EXERCISE GOAL:
Images appear in the records below; leave them out and repeat everything else exactly.

DATA FOR THE TASK:
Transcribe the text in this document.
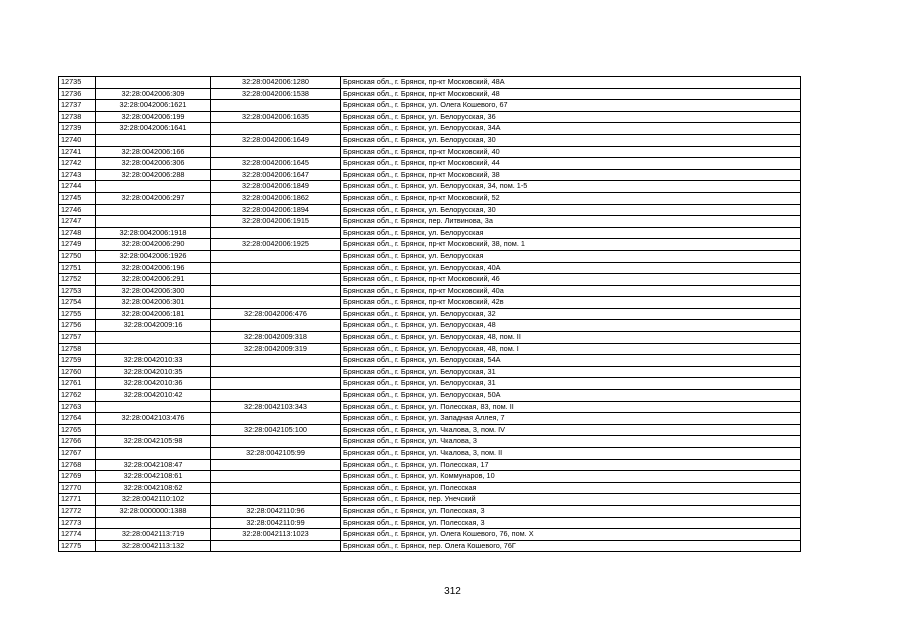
12735		32:28:0042006:1280	Брянская обл., г. Брянск, пр-кт Московский, 48А
12736	32:28:0042006:309	32:28:0042006:1538	Брянская обл., г. Брянск, пр-кт Московский, 48
12737	32:28:0042006:1621		Брянская обл., г. Брянск, ул. Олега Кошевого, 67
12738	32:28:0042006:199	32:28:0042006:1635	Брянская обл., г. Брянск, ул. Белорусская, 36
12739	32:28:0042006:1641		Брянская обл., г. Брянск, ул. Белорусская, 34А
12740		32:28:0042006:1649	Брянская обл., г. Брянск, ул. Белорусская, 30
12741	32:28:0042006:166		Брянская обл., г. Брянск, пр-кт Московский, 40
12742	32:28:0042006:306	32:28:0042006:1645	Брянская обл., г. Брянск, пр-кт Московский, 44
12743	32:28:0042006:288	32:28:0042006:1647	Брянская обл., г. Брянск, пр-кт Московский, 38
12744		32:28:0042006:1849	Брянская обл., г. Брянск, ул. Белорусская, 34, пом. 1-5
12745	32:28:0042006:297	32:28:0042006:1862	Брянская обл., г. Брянск, пр-кт Московский, 52
12746		32:28:0042006:1894	Брянская обл., г. Брянск, ул. Белорусская, 30
12747		32:28:0042006:1915	Брянская обл., г. Брянск, пер. Литвинова, 3а
12748	32:28:0042006:1918		Брянская обл., г. Брянск, ул. Белорусская
12749	32:28:0042006:290	32:28:0042006:1925	Брянская обл., г. Брянск, пр-кт Московский, 38, пом. 1
12750	32:28:0042006:1926		Брянская обл., г. Брянск, ул. Белорусская
12751	32:28:0042006:196		Брянская обл., г. Брянск, ул. Белорусская, 40А
12752	32:28:0042006:291		Брянская обл., г. Брянск, пр-кт Московский, 46
12753	32:28:0042006:300		Брянская обл., г. Брянск, пр-кт Московский, 40а
12754	32:28:0042006:301		Брянская обл., г. Брянск, пр-кт Московский, 42в
12755	32:28:0042006:181	32:28:0042006:476	Брянская обл., г. Брянск, ул. Белорусская, 32
12756	32:28:0042009:16		Брянская обл., г. Брянск, ул. Белорусская, 48
12757		32:28:0042009:318	Брянская обл., г. Брянск, ул. Белорусская, 48, пом. II
12758		32:28:0042009:319	Брянская обл., г. Брянск, ул. Белорусская, 48, пом. I
12759	32:28:0042010:33		Брянская обл., г. Брянск, ул. Белорусская, 54А
12760	32:28:0042010:35		Брянская обл., г. Брянск, ул. Белорусская, 31
12761	32:28:0042010:36		Брянская обл., г. Брянск, ул. Белорусская, 31
12762	32:28:0042010:42		Брянская обл., г. Брянск, ул. Белорусская, 50А
12763		32:28:0042103:343	Брянская обл., г. Брянск, ул. Полесская, 83, пом. II
12764	32:28:0042103:476		Брянская обл., г. Брянск, ул. Западная Аллея, 7
12765		32:28:0042105:100	Брянская обл., г. Брянск, ул. Чкалова, 3, пом. IV
12766	32:28:0042105:98		Брянская обл., г. Брянск, ул. Чкалова, 3
12767		32:28:0042105:99	Брянская обл., г. Брянск, ул. Чкалова, 3, пом. II
12768	32:28:0042108:47		Брянская обл., г. Брянск, ул. Полесская, 17
12769	32:28:0042108:61		Брянская обл., г. Брянск, ул. Коммунаров, 10
12770	32:28:0042108:62		Брянская обл., г. Брянск, ул. Полесская
12771	32:28:0042110:102		Брянская обл., г. Брянск, пер. Унечский
12772	32:28:0000000:1388	32:28:0042110:96	Брянская обл., г. Брянск, ул. Полесская, 3
12773		32:28:0042110:99	Брянская обл., г. Брянск, ул. Полесская, 3
12774	32:28:0042113:719	32:28:0042113:1023	Брянская обл., г. Брянск, ул. Олега Кошевого, 76, пом. X
12775	32:28:0042113:132		Брянская обл., г. Брянск, пер. Олега Кошевого, 76Г
312
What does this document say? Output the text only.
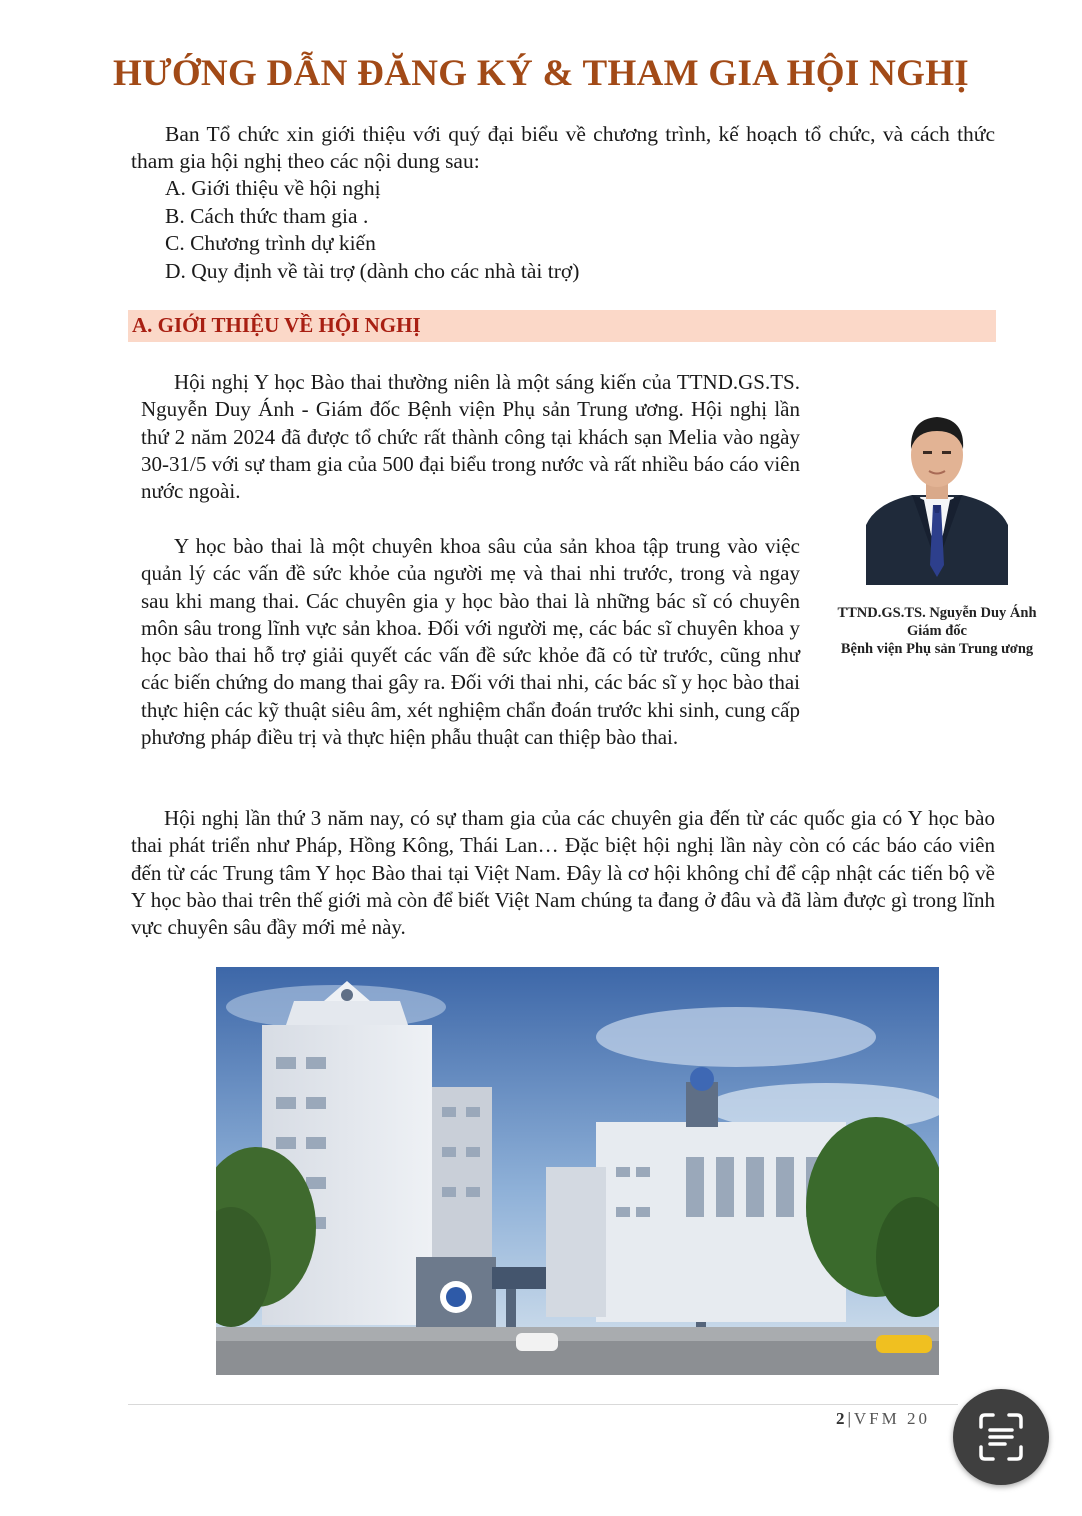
HƯỚNG DẪN ĐĂNG KÝ & THAM GIA HỘI NGHỊ

Ban Tổ chức xin giới thiệu với quý đại biểu về chương trình, kế hoạch tổ chức, và cách thức tham gia hội nghị theo các nội dung sau:

A. Giới thiệu về hội nghị
B. Cách thức tham gia .
C. Chương trình dự kiến
D. Quy định về tài trợ (dành cho các nhà tài trợ)
A. GIỚI THIỆU VỀ HỘI NGHỊ

Hội nghị Y học Bào thai thường niên là một sáng kiến của TTND.GS.TS. Nguyễn Duy Ánh - Giám đốc Bệnh viện Phụ sản Trung ương. Hội nghị lần thứ 2 năm 2024 đã được tổ chức rất thành công tại khách sạn Melia vào ngày 30-31/5 với sự tham gia của 500 đại biểu trong nước và rất nhiều báo cáo viên nước ngoài.

Y học bào thai là một chuyên khoa sâu của sản khoa tập trung vào việc quản lý các vấn đề sức khỏe của người mẹ và thai nhi trước, trong và ngay sau khi mang thai. Các chuyên gia y học bào thai là những bác sĩ có chuyên môn sâu trong lĩnh vực sản khoa. Đối với người mẹ, các bác sĩ chuyên khoa y học bào thai hỗ trợ giải quyết các vấn đề sức khỏe đã có từ trước, cũng như các biến chứng do mang thai gây ra. Đối với thai nhi, các bác sĩ y học bào thai thực hiện các kỹ thuật siêu âm, xét nghiệm chẩn đoán trước khi sinh, cung cấp phương pháp điều trị và thực hiện phẫu thuật can thiệp bào thai.

TTND.GS.TS. Nguyễn Duy Ánh
Giám đốc
Bệnh viện Phụ sản Trung ương

Hội nghị lần thứ 3 năm nay, có sự tham gia của các chuyên gia đến từ các quốc gia có Y học bào thai phát triển như Pháp, Hồng Kông, Thái Lan… Đặc biệt hội nghị lần này còn có các báo cáo viên đến từ các Trung tâm Y học Bào thai tại Việt Nam. Đây là cơ hội không chỉ để cập nhật các tiến bộ về Y học bào thai trên thế giới mà còn để biết Việt Nam chúng ta đang ở đâu và đã làm được gì trong lĩnh vực chuyên sâu đầy mới mẻ này.

2|VFM 20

RESULT FOR THIS TASK:
Transcribe the text in this document.
12735		32:28:0042006:1280	Брянская обл., г. Брянск, пр-кт Московский, 48А
12736	32:28:0042006:309	32:28:0042006:1538	Брянская обл., г. Брянск, пр-кт Московский, 48
12737	32:28:0042006:1621		Брянская обл., г. Брянск, ул. Олега Кошевого, 67
12738	32:28:0042006:199	32:28:0042006:1635	Брянская обл., г. Брянск, ул. Белорусская, 36
12739	32:28:0042006:1641		Брянская обл., г. Брянск, ул. Белорусская, 34А
12740		32:28:0042006:1649	Брянская обл., г. Брянск, ул. Белорусская, 30
12741	32:28:0042006:166		Брянская обл., г. Брянск, пр-кт Московский, 40
12742	32:28:0042006:306	32:28:0042006:1645	Брянская обл., г. Брянск, пр-кт Московский, 44
12743	32:28:0042006:288	32:28:0042006:1647	Брянская обл., г. Брянск, пр-кт Московский, 38
12744		32:28:0042006:1849	Брянская обл., г. Брянск, ул. Белорусская, 34, пом. 1-5
12745	32:28:0042006:297	32:28:0042006:1862	Брянская обл., г. Брянск, пр-кт Московский, 52
12746		32:28:0042006:1894	Брянская обл., г. Брянск, ул. Белорусская, 30
12747		32:28:0042006:1915	Брянская обл., г. Брянск, пер. Литвинова, 3а
12748	32:28:0042006:1918		Брянская обл., г. Брянск, ул. Белорусская
12749	32:28:0042006:290	32:28:0042006:1925	Брянская обл., г. Брянск, пр-кт Московский, 38, пом. 1
12750	32:28:0042006:1926		Брянская обл., г. Брянск, ул. Белорусская
12751	32:28:0042006:196		Брянская обл., г. Брянск, ул. Белорусская, 40А
12752	32:28:0042006:291		Брянская обл., г. Брянск, пр-кт Московский, 46
12753	32:28:0042006:300		Брянская обл., г. Брянск, пр-кт Московский, 40а
12754	32:28:0042006:301		Брянская обл., г. Брянск, пр-кт Московский, 42в
12755	32:28:0042006:181	32:28:0042006:476	Брянская обл., г. Брянск, ул. Белорусская, 32
12756	32:28:0042009:16		Брянская обл., г. Брянск, ул. Белорусская, 48
12757		32:28:0042009:318	Брянская обл., г. Брянск, ул. Белорусская, 48, пом. II
12758		32:28:0042009:319	Брянская обл., г. Брянск, ул. Белорусская, 48, пом. I
12759	32:28:0042010:33		Брянская обл., г. Брянск, ул. Белорусская, 54А
12760	32:28:0042010:35		Брянская обл., г. Брянск, ул. Белорусская, 31
12761	32:28:0042010:36		Брянская обл., г. Брянск, ул. Белорусская, 31
12762	32:28:0042010:42		Брянская обл., г. Брянск, ул. Белорусская, 50А
12763		32:28:0042103:343	Брянская обл., г. Брянск, ул. Полесская, 83, пом. II
12764	32:28:0042103:476		Брянская обл., г. Брянск, ул. Западная Аллея, 7
12765		32:28:0042105:100	Брянская обл., г. Брянск, ул. Чкалова, 3, пом. IV
12766	32:28:0042105:98		Брянская обл., г. Брянск, ул. Чкалова, 3
12767		32:28:0042105:99	Брянская обл., г. Брянск, ул. Чкалова, 3, пом. II
12768	32:28:0042108:47		Брянская обл., г. Брянск, ул. Полесская, 17
12769	32:28:0042108:61		Брянская обл., г. Брянск, ул. Коммунаров, 10
12770	32:28:0042108:62		Брянская обл., г. Брянск, ул. Полесская
12771	32:28:0042110:102		Брянская обл., г. Брянск, пер. Унечский
12772	32:28:0000000:1388	32:28:0042110:96	Брянская обл., г. Брянск, ул. Полесская, 3
12773		32:28:0042110:99	Брянская обл., г. Брянск, ул. Полесская, 3
12774	32:28:0042113:719	32:28:0042113:1023	Брянская обл., г. Брянск, ул. Олега Кошевого, 76, пом. X
12775	32:28:0042113:132		Брянская обл., г. Брянск, пер. Олега Кошевого, 76Г
312
What does this document say? Output the text only.
HƯỚNG DẪN ĐĂNG KÝ & THAM GIA HỘI NGHỊ

Ban Tổ chức xin giới thiệu với quý đại biểu về chương trình, kế hoạch tổ chức, và cách thức tham gia hội nghị theo các nội dung sau:

A. Giới thiệu về hội nghị
B. Cách thức tham gia .
C. Chương trình dự kiến
D. Quy định về tài trợ (dành cho các nhà tài trợ)
A. GIỚI THIỆU VỀ HỘI NGHỊ

Hội nghị Y học Bào thai thường niên là một sáng kiến của TTND.GS.TS. Nguyễn Duy Ánh - Giám đốc Bệnh viện Phụ sản Trung ương. Hội nghị lần thứ 2 năm 2024 đã được tổ chức rất thành công tại khách sạn Melia vào ngày 30-31/5 với sự tham gia của 500 đại biểu trong nước và rất nhiều báo cáo viên nước ngoài.

Y học bào thai là một chuyên khoa sâu của sản khoa tập trung vào việc quản lý các vấn đề sức khỏe của người mẹ và thai nhi trước, trong và ngay sau khi mang thai. Các chuyên gia y học bào thai là những bác sĩ có chuyên môn sâu trong lĩnh vực sản khoa. Đối với người mẹ, các bác sĩ chuyên khoa y học bào thai hỗ trợ giải quyết các vấn đề sức khỏe đã có từ trước, cũng như các biến chứng do mang thai gây ra. Đối với thai nhi, các bác sĩ y học bào thai thực hiện các kỹ thuật siêu âm, xét nghiệm chẩn đoán trước khi sinh, cung cấp phương pháp điều trị và thực hiện phẫu thuật can thiệp bào thai.

TTND.GS.TS. Nguyễn Duy Ánh
Giám đốc
Bệnh viện Phụ sản Trung ương

Hội nghị lần thứ 3 năm nay, có sự tham gia của các chuyên gia đến từ các quốc gia có Y học bào thai phát triển như Pháp, Hồng Kông, Thái Lan… Đặc biệt hội nghị lần này còn có các báo cáo viên đến từ các Trung tâm Y học Bào thai tại Việt Nam. Đây là cơ hội không chỉ để cập nhật các tiến bộ về Y học bào thai trên thế giới mà còn để biết Việt Nam chúng ta đang ở đâu và đã làm được gì trong lĩnh vực chuyên sâu đầy mới mẻ này.

2|VFM 20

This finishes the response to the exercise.